• [Job] For the listing below, give the count of lines containing "this", and no other text.
● ● ●
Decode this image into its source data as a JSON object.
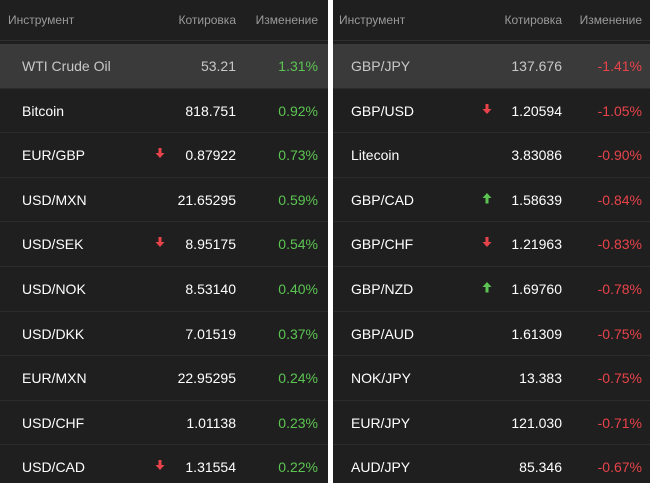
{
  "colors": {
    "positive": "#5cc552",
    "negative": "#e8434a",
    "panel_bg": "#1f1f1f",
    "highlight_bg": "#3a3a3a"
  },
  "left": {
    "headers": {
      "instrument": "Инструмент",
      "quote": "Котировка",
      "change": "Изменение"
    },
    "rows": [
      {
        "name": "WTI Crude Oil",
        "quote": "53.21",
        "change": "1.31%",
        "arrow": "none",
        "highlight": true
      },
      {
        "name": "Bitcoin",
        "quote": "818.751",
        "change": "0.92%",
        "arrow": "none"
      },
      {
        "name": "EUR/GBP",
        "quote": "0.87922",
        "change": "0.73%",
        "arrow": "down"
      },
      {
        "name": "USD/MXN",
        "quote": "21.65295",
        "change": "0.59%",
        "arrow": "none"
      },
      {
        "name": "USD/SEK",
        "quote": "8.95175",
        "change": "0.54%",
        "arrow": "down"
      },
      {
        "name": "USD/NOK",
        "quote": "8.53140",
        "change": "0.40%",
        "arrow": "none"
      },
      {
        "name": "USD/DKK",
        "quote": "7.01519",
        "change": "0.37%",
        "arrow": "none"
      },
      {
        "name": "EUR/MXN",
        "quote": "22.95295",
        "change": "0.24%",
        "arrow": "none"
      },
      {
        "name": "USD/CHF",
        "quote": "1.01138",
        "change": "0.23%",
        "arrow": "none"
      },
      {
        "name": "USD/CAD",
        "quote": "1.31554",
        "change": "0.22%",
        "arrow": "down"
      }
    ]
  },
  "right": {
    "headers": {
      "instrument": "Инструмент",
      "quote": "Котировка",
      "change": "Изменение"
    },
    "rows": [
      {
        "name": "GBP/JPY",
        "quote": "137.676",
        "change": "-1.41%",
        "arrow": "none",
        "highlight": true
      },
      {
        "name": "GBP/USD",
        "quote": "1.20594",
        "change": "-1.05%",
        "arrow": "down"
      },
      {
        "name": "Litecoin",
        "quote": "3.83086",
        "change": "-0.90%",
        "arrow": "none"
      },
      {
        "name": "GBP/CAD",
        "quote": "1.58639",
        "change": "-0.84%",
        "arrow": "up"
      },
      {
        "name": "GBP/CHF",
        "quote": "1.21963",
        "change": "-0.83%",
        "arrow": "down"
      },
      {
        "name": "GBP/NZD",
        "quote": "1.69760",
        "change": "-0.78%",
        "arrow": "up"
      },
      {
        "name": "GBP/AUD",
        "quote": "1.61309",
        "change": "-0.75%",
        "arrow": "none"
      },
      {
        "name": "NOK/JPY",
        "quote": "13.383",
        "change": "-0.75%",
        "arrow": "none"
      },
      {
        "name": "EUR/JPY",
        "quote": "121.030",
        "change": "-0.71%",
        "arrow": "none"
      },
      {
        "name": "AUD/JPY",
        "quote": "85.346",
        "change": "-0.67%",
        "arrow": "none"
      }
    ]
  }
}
● ● ●
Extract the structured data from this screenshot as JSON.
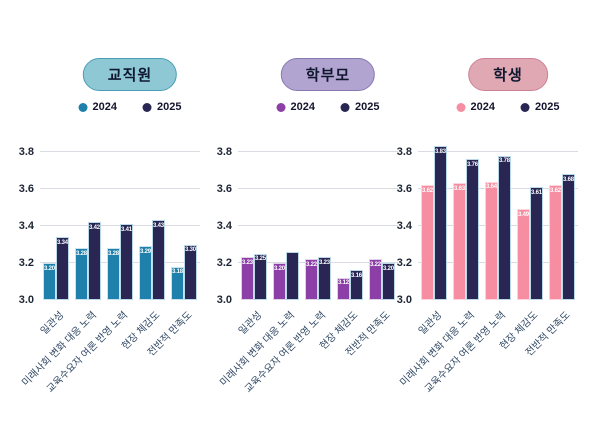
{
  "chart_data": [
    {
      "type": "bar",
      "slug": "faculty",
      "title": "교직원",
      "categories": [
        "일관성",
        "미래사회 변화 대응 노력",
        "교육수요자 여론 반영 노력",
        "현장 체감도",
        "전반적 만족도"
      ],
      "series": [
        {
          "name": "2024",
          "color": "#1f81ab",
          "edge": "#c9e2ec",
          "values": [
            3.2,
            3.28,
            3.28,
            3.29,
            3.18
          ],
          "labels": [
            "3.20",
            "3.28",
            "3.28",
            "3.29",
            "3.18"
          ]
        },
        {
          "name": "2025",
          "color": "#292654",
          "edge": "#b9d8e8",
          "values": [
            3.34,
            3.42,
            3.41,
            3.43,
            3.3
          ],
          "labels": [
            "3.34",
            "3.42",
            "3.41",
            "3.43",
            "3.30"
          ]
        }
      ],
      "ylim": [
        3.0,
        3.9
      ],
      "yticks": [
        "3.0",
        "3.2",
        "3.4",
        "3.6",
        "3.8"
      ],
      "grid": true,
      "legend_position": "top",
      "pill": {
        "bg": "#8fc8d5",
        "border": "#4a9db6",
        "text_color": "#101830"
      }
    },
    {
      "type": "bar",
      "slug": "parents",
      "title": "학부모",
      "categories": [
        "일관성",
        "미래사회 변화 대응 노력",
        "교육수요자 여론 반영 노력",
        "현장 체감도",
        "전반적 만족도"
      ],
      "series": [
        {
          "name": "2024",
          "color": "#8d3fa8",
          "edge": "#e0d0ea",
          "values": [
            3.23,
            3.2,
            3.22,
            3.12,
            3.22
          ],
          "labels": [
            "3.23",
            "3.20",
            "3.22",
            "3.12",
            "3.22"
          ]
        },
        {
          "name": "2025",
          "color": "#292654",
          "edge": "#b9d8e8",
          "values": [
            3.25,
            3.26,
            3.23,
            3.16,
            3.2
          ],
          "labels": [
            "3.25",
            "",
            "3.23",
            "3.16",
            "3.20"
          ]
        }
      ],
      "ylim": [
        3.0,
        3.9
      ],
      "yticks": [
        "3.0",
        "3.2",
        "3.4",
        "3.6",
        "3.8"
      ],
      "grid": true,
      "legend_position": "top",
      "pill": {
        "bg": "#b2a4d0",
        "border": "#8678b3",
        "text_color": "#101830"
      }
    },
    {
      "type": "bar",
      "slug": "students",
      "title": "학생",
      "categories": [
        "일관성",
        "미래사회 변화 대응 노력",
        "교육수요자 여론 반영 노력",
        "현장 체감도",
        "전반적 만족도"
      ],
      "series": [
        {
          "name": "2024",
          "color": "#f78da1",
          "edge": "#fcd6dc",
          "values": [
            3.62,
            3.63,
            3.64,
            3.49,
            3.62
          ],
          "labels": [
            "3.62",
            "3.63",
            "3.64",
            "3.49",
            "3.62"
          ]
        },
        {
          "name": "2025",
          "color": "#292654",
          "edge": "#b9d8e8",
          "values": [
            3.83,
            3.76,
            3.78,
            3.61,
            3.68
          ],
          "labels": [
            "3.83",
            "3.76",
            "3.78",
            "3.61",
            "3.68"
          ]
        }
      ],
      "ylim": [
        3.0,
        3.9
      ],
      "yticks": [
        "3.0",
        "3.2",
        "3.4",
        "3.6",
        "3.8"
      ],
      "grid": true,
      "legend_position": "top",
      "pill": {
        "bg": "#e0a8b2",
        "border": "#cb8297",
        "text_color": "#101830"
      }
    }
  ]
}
● ● ●
• [Reply] 2